* begin Recorded data *

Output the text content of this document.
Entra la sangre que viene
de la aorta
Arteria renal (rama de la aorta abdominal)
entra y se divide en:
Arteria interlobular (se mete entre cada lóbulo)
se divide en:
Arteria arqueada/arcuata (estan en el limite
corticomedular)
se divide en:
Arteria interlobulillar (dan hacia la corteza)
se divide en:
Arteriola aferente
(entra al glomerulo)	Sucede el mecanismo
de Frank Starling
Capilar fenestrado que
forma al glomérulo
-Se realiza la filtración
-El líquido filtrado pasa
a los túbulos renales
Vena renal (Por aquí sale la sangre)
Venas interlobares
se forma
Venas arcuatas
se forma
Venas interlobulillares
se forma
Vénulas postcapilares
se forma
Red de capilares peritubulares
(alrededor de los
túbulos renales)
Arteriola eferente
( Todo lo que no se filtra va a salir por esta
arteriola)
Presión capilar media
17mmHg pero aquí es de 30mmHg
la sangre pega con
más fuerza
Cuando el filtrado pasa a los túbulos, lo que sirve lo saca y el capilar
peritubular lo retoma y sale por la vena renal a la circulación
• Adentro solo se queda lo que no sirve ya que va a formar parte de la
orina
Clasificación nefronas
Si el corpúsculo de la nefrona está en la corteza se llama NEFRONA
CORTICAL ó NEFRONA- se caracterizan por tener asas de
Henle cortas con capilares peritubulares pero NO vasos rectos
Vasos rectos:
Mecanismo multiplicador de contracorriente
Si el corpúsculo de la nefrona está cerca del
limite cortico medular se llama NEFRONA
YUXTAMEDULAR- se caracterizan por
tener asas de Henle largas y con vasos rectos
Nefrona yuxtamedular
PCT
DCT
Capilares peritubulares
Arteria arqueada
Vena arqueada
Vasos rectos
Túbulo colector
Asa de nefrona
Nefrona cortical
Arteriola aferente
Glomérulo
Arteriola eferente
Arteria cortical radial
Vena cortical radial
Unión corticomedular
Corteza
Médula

* end Recorded data *

| What is asked |
Reproduce each line of the material above precisely.

| Answer to the exercise |
Output the text content of this document.
Entra la sangre que viene
de la aorta
Arteria renal (rama de la aorta abdominal)
entra y se divide en:
Arteria interlobular (se mete entre cada lóbulo)
se divide en:
Arteria arqueada/arcuata (estan en el limite
corticomedular)
se divide en:
Arteria interlobulillar (dan hacia la corteza)
se divide en:
Arteriola aferente
(entra al glomerulo)	Sucede el mecanismo
de Frank Starling
Capilar fenestrado que
forma al glomérulo
-Se realiza la filtración
-El líquido filtrado pasa
a los túbulos renales
Vena renal (Por aquí sale la sangre)
Venas interlobares
se forma
Venas arcuatas
se forma
Venas interlobulillares
se forma
Vénulas postcapilares
se forma
Red de capilares peritubulares
(alrededor de los
túbulos renales)
Arteriola eferente
( Todo lo que no se filtra va a salir por esta
arteriola)
Presión capilar media
17mmHg pero aquí es de 30mmHg
la sangre pega con
más fuerza
Cuando el filtrado pasa a los túbulos, lo que sirve lo saca y el capilar
peritubular lo retoma y sale por la vena renal a la circulación
• Adentro solo se queda lo que no sirve ya que va a formar parte de la
orina
Clasificación nefronas
Si el corpúsculo de la nefrona está en la corteza se llama NEFRONA
CORTICAL ó NEFRONA- se caracterizan por tener asas de
Henle cortas con capilares peritubulares pero NO vasos rectos
Vasos rectos:
Mecanismo multiplicador de contracorriente
Si el corpúsculo de la nefrona está cerca del
limite cortico medular se llama NEFRONA
YUXTAMEDULAR- se caracterizan por
tener asas de Henle largas y con vasos rectos
Nefrona yuxtamedular
PCT
DCT
Capilares peritubulares
Arteria arqueada
Vena arqueada
Vasos rectos
Túbulo colector
Asa de nefrona
Nefrona cortical
Arteriola aferente
Glomérulo
Arteriola eferente
Arteria cortical radial
Vena cortical radial
Unión corticomedular
Corteza
Médula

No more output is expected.